Here are some records; copy every line that holds the word "duration".

Data records
********

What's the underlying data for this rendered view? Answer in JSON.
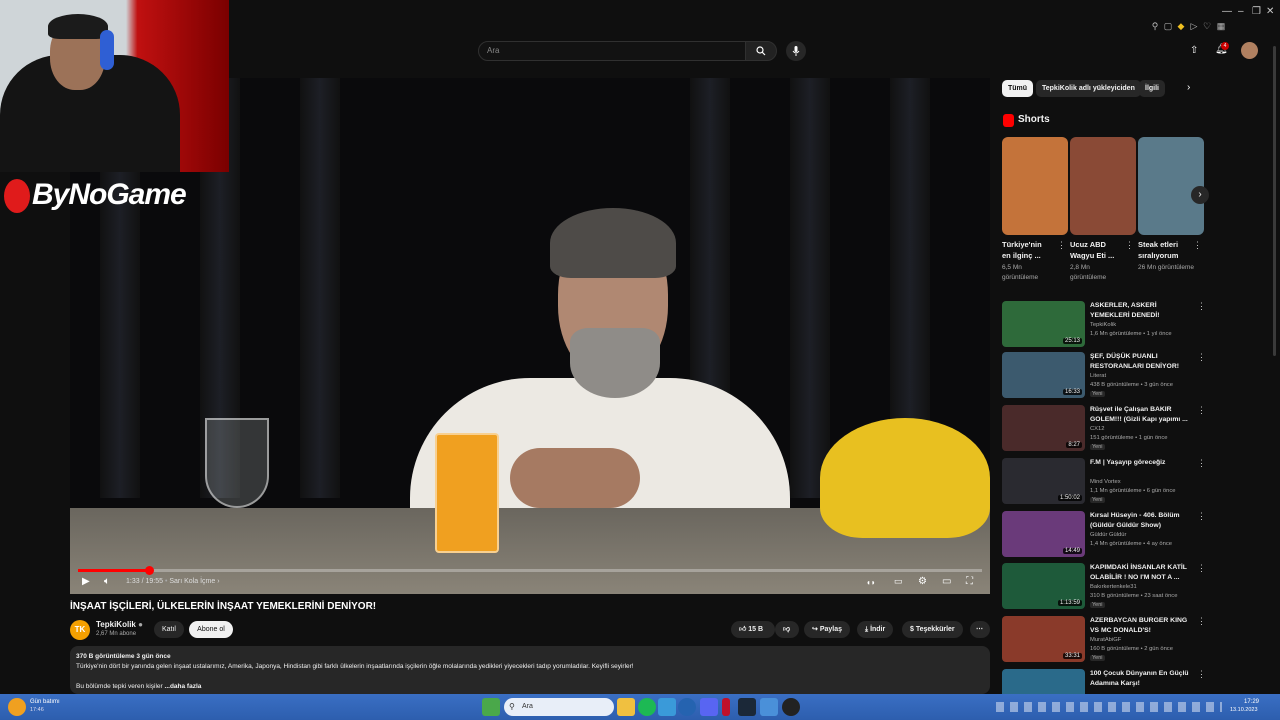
{
  "search": {
    "placeholder": "Ara"
  },
  "notifications": {
    "count": "4"
  },
  "player": {
    "current_time": "1:33 / 19:55",
    "chapter": "Sarı Kola İçme",
    "progress_fraction": 0.078
  },
  "overlay": {
    "logo_text": "ByNoGame"
  },
  "video": {
    "title": "İNŞAAT İŞÇİLERİ, ÜLKELERİN İNŞAAT YEMEKLERİNİ DENİYOR!",
    "channel_initials": "TK",
    "channel_name": "TepkiKolik",
    "subscribers": "2,67 Mn abone",
    "join_label": "Katıl",
    "subscribe_label": "Abone ol",
    "like_count": "15 B",
    "share_label": "Paylaş",
    "download_label": "İndir",
    "thanks_label": "Teşekkürler",
    "views_date": "370 B görüntüleme  3 gün önce",
    "description": "Türkiye'nin dört bir yanında gelen inşaat ustalarımız, Amerika, Japonya, Hindistan gibi farklı ülkelerin inşaatlarında işçilerin öğle molalarında yedikleri yiyecekleri tadıp yorumladılar. Keyifli seyirler!",
    "description_line2": "Bu bölümde tepki veren kişiler",
    "more_label": "...daha fazla"
  },
  "chips": [
    "Tümü",
    "TepkiKolik adlı yükleyiciden",
    "İlgili"
  ],
  "shorts": {
    "heading": "Shorts",
    "items": [
      {
        "title": "Türkiye'nin en ilginç ...",
        "views": "6,5 Mn görüntüleme",
        "color": "#c4733a"
      },
      {
        "title": "Ucuz ABD Wagyu Eti ...",
        "views": "2,8 Mn görüntüleme",
        "color": "#8a4a36"
      },
      {
        "title": "Steak etleri sıralıyorum",
        "views": "26 Mn görüntüleme",
        "color": "#5a7a8a"
      }
    ]
  },
  "recommendations": [
    {
      "title": "ASKERLER, ASKERİ YEMEKLERİ DENEDİ!",
      "channel": "TepkiKolik",
      "meta": "1,6 Mn görüntüleme • 1 yıl önce",
      "duration": "25:13",
      "new": "",
      "color": "#2e6a3a"
    },
    {
      "title": "ŞEF, DÜŞÜK PUANLI RESTORANLARI DENİYOR!",
      "channel": "Literat",
      "meta": "438 B görüntüleme • 3 gün önce",
      "duration": "16:33",
      "new": "Yeni",
      "color": "#3c5a6e"
    },
    {
      "title": "Rüşvet ile Çalışan BAKIR GOLEM!!! (Gizli Kapı yapımı ...",
      "channel": "CX12",
      "meta": "151 görüntüleme • 1 gün önce",
      "duration": "8:27",
      "new": "Yeni",
      "color": "#4a2a2a"
    },
    {
      "title": "F.M | Yaşayıp göreceğiz",
      "channel": "Mind Vortex",
      "meta": "1,1 Mn görüntüleme • 6 gün önce",
      "duration": "1:50:02",
      "new": "Yeni",
      "color": "#2a2a30"
    },
    {
      "title": "Kırsal Hüseyin - 406. Bölüm (Güldür Güldür Show)",
      "channel": "Güldür Güldür",
      "meta": "1,4 Mn görüntüleme • 4 ay önce",
      "duration": "14:49",
      "new": "",
      "color": "#6a3a7a"
    },
    {
      "title": "KAPIMDAKİ İNSANLAR KATİL OLABİLİR ! NO I'M NOT A ...",
      "channel": "Bakırkertenkele31",
      "meta": "310 B görüntüleme • 23 saat önce",
      "duration": "1:13:59",
      "new": "Yeni",
      "color": "#1e5a3a"
    },
    {
      "title": "AZERBAYCAN BURGER KING VS MC DONALD'S!",
      "channel": "MuratAbiGF",
      "meta": "160 B görüntüleme • 2 gün önce",
      "duration": "33:31",
      "new": "Yeni",
      "color": "#8a3a2a"
    },
    {
      "title": "100 Çocuk Dünyanın En Güçlü Adamına Karşı!",
      "channel": "",
      "meta": "",
      "duration": "",
      "new": "",
      "color": "#2a6a8a"
    }
  ],
  "taskbar": {
    "weather_line1": "Gün batımı",
    "weather_line2": "17:46",
    "search_placeholder": "Ara",
    "time": "17:29",
    "date": "13.10.2023"
  }
}
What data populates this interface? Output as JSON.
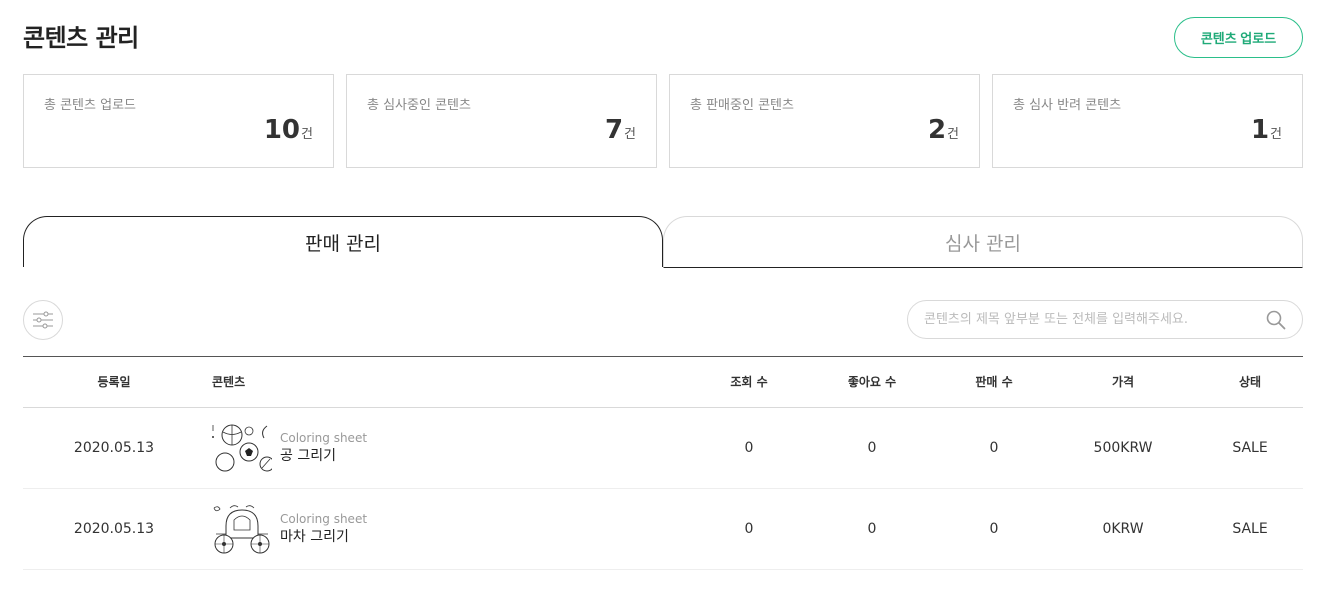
{
  "header": {
    "title": "콘텐츠 관리",
    "upload_label": "콘텐츠 업로드"
  },
  "stats": [
    {
      "label": "총 콘텐츠 업로드",
      "value": "10",
      "unit": "건"
    },
    {
      "label": "총 심사중인 콘텐츠",
      "value": "7",
      "unit": "건"
    },
    {
      "label": "총 판매중인 콘텐츠",
      "value": "2",
      "unit": "건"
    },
    {
      "label": "총 심사 반려 콘텐츠",
      "value": "1",
      "unit": "건"
    }
  ],
  "tabs": [
    {
      "label": "판매 관리",
      "active": true
    },
    {
      "label": "심사 관리",
      "active": false
    }
  ],
  "search": {
    "placeholder": "콘텐츠의 제목 앞부분 또는 전체를 입력해주세요.",
    "value": ""
  },
  "table": {
    "headers": {
      "date": "등록일",
      "content": "콘텐츠",
      "views": "조회 수",
      "likes": "좋아요 수",
      "sales": "판매 수",
      "price": "가격",
      "status": "상태"
    },
    "rows": [
      {
        "date": "2020.05.13",
        "category": "Coloring sheet",
        "name": "공 그리기",
        "views": "0",
        "likes": "0",
        "sales": "0",
        "price": "500KRW",
        "status": "SALE"
      },
      {
        "date": "2020.05.13",
        "category": "Coloring sheet",
        "name": "마차 그리기",
        "views": "0",
        "likes": "0",
        "sales": "0",
        "price": "0KRW",
        "status": "SALE"
      }
    ]
  },
  "colors": {
    "accent": "#1faa78",
    "accent_border": "#2bbf8a"
  }
}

********

◆ Finished answer:
      "duration": "25:13",
      "duration": "16:33",
      "duration": "8:27",
      "duration": "1:50:02",
      "duration": "14:49",
      "duration": "1:13:59",
      "duration": "33:31",
      "duration": "",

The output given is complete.